• [Goal]:
Each line of the listing that contains the word "надзору" is to be copied.

--- BEGIN Source records ---

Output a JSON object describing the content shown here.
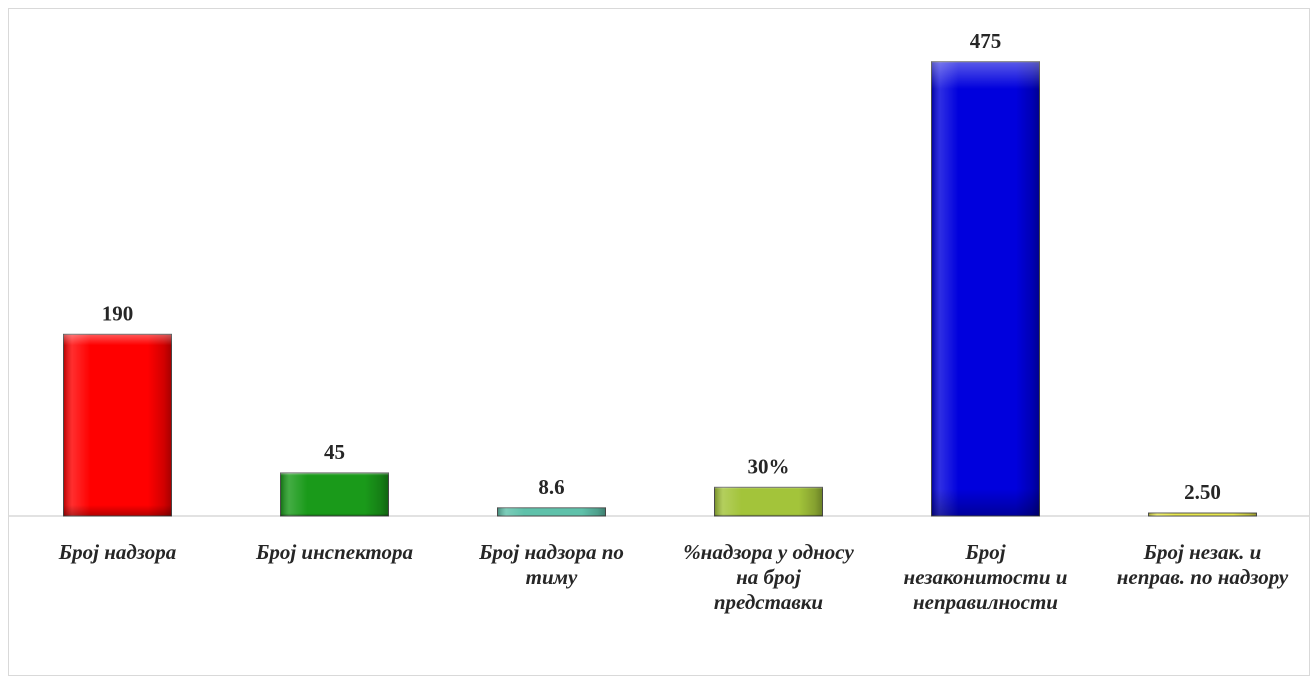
{
  "chart_data": {
    "type": "bar",
    "categories": [
      "Број надзора",
      "Број инспектора",
      "Број надзора по тиму",
      "% надзора у односу на број представки",
      "Број незаконитости и неправилности",
      "Број незак. и неправ. по надзору"
    ],
    "category_lines": [
      [
        "Број надзора"
      ],
      [
        "Број инспектора"
      ],
      [
        "Број надзора по",
        "тиму"
      ],
      [
        "%надзора у односу",
        "на број",
        "представки"
      ],
      [
        "Број",
        "незаконитости и",
        "неправилности"
      ],
      [
        "Број незак. и",
        "неправ. по надзору"
      ]
    ],
    "values": [
      190,
      45,
      8.6,
      30,
      475,
      2.5
    ],
    "data_labels": [
      "190",
      "45",
      "8.6",
      "30%",
      "475",
      "2.50"
    ],
    "colors": [
      "#ff0000",
      "#1a9a1a",
      "#5fc1aa",
      "#a3c43a",
      "#0000dd",
      "#e8e84a"
    ],
    "ylim": [
      0,
      480
    ],
    "grid": false,
    "legend": "none",
    "title": "",
    "xlabel": "",
    "ylabel": ""
  }
}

--- END Source records ---

• [Reply to the task]:
      "Број незак. и неправ. по надзору"
        "неправ. по надзору"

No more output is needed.